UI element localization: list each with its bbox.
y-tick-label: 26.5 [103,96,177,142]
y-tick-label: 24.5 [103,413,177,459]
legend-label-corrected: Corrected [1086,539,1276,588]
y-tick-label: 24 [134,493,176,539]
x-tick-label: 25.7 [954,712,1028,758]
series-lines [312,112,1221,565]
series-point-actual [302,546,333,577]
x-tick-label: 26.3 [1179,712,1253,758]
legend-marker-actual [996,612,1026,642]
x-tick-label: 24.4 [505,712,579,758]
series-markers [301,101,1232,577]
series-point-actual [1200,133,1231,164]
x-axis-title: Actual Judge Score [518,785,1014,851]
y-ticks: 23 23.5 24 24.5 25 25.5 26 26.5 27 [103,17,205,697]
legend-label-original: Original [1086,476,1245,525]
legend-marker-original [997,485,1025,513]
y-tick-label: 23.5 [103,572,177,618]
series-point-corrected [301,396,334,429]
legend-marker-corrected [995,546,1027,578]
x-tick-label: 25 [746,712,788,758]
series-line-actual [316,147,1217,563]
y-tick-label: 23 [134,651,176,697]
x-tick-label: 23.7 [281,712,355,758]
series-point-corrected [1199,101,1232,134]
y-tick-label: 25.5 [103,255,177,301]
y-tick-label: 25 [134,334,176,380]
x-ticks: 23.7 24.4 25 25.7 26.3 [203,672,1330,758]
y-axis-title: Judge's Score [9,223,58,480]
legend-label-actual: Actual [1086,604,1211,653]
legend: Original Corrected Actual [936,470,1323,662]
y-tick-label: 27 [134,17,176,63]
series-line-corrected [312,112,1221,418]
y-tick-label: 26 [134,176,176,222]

WHAT YOU SHOULD DO: Quote the data from its first line through the line that contains "x-ticks: 23.7 24.4", including both of those lines and reproducing each one without change.

SOLUTION:
UI element localization: list each with its bbox.
y-tick-label: 26.5 [103,96,177,142]
y-tick-label: 24.5 [103,413,177,459]
legend-label-corrected: Corrected [1086,539,1276,588]
y-tick-label: 24 [134,493,176,539]
x-tick-label: 25.7 [954,712,1028,758]
series-lines [312,112,1221,565]
series-point-actual [302,546,333,577]
x-tick-label: 26.3 [1179,712,1253,758]
legend-marker-actual [996,612,1026,642]
x-tick-label: 24.4 [505,712,579,758]
series-markers [301,101,1232,577]
series-point-actual [1200,133,1231,164]
x-axis-title: Actual Judge Score [518,785,1014,851]
y-ticks: 23 23.5 24 24.5 25 25.5 26 26.5 27 [103,17,205,697]
legend-label-original: Original [1086,476,1245,525]
legend-marker-original [997,485,1025,513]
y-tick-label: 23.5 [103,572,177,618]
series-point-corrected [301,396,334,429]
legend-marker-corrected [995,546,1027,578]
x-tick-label: 25 [746,712,788,758]
series-line-actual [316,147,1217,563]
y-tick-label: 23 [134,651,176,697]
x-tick-label: 23.7 [281,712,355,758]
series-point-corrected [1199,101,1232,134]
y-tick-label: 25.5 [103,255,177,301]
y-tick-label: 25 [134,334,176,380]
x-ticks: 23.7 24.4 25 25.7 26.3 [203,672,1330,758]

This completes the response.